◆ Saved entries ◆
▽

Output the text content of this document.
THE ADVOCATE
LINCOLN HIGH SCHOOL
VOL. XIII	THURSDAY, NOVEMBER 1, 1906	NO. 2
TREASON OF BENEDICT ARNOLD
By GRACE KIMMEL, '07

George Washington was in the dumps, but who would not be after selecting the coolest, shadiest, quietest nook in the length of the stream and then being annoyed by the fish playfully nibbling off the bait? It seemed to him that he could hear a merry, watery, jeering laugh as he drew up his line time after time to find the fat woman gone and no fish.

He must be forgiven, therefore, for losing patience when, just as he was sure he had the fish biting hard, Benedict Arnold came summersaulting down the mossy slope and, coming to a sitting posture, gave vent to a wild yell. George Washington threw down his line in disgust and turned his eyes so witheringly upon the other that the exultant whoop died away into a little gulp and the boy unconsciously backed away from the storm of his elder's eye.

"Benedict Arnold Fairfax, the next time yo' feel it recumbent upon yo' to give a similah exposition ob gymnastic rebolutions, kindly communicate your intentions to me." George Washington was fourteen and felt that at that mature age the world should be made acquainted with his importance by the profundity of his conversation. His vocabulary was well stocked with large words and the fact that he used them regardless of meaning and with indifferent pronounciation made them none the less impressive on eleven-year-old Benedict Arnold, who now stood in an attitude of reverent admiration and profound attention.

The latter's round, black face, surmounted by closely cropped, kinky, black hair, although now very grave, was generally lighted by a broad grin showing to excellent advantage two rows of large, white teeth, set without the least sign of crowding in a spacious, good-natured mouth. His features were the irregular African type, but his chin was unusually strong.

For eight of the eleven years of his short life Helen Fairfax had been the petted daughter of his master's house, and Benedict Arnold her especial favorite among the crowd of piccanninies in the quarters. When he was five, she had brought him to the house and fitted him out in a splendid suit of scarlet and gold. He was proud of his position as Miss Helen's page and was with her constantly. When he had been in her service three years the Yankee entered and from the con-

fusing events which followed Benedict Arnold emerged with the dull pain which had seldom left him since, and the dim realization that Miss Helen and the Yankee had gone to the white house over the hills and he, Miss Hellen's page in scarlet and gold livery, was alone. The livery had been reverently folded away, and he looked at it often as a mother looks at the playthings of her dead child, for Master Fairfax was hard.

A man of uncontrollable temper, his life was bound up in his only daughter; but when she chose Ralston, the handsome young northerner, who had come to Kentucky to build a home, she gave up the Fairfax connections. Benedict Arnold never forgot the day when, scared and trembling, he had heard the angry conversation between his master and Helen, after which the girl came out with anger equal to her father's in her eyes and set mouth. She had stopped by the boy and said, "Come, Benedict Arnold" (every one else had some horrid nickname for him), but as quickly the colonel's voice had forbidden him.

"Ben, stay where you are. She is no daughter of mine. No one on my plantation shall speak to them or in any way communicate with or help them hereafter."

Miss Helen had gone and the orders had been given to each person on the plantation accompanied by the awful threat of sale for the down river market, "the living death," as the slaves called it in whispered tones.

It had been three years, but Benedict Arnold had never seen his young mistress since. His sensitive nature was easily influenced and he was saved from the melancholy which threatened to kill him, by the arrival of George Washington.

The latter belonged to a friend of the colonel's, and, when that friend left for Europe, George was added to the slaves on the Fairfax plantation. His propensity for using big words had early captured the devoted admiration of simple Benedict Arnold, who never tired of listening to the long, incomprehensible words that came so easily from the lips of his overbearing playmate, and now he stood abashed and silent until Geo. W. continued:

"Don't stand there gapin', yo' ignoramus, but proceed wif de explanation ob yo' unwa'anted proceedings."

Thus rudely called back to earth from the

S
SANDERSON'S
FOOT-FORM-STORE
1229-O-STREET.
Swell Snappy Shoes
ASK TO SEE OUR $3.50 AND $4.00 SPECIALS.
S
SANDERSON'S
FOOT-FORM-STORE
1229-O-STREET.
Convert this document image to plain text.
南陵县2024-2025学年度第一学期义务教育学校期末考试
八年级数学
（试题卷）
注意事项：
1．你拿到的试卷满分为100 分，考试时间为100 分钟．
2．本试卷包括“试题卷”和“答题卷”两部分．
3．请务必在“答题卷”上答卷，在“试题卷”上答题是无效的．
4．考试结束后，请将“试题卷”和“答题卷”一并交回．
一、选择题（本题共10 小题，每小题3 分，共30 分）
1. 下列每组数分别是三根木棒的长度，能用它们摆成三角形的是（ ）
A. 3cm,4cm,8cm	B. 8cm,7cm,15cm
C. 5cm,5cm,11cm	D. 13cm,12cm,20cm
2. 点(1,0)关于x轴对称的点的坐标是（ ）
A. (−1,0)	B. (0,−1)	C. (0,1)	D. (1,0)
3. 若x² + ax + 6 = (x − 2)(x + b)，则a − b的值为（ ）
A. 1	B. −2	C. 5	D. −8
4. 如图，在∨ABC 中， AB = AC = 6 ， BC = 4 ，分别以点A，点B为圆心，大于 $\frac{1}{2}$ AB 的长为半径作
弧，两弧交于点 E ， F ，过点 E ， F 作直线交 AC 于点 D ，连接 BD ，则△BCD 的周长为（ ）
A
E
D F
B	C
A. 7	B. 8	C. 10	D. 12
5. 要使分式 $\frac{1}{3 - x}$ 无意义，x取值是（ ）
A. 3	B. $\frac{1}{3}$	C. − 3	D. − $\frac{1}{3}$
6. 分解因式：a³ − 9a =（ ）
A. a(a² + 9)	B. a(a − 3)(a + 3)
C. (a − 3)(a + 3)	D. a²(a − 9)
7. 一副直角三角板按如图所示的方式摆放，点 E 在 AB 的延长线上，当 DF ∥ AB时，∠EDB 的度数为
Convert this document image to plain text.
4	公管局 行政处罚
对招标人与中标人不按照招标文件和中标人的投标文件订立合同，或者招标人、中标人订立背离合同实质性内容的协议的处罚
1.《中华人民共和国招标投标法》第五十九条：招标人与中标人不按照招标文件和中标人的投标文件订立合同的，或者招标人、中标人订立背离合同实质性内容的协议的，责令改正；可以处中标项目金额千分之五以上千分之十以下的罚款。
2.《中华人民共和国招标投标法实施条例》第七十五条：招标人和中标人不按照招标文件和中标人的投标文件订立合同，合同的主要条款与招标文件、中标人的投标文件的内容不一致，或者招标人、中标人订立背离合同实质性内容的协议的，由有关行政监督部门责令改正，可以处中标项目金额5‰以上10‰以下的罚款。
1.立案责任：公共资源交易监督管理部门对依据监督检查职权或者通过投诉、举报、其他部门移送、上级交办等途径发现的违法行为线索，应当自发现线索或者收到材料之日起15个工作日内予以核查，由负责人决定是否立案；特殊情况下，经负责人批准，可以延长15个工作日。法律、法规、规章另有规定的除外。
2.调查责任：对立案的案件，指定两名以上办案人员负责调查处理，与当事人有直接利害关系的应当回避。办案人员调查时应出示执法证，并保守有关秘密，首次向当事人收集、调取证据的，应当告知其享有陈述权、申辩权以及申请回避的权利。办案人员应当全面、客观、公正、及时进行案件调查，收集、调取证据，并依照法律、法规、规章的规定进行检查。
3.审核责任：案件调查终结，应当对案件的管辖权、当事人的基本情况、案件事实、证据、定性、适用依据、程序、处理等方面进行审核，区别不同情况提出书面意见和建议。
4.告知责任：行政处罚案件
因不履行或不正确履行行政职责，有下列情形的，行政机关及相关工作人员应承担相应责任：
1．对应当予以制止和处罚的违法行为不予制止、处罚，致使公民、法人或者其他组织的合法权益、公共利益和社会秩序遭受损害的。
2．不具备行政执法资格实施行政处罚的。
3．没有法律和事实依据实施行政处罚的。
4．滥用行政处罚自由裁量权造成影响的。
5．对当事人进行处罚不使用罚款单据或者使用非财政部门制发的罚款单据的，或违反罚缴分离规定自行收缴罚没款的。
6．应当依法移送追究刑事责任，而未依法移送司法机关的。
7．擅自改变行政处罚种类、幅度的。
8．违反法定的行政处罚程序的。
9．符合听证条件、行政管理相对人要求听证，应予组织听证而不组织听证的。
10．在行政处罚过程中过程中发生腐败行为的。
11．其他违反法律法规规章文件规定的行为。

△

◆ What to work on ◆
Search the data for "called". Copy every matching line.

◆ Exercise output ◆
Miss Helen had gone and the orders had been given to each person on the plantation accompanied by the awful threat of sale for the down river market, "the living death," as the slaves called it in whispered tones.
Thus rudely called back to earth from the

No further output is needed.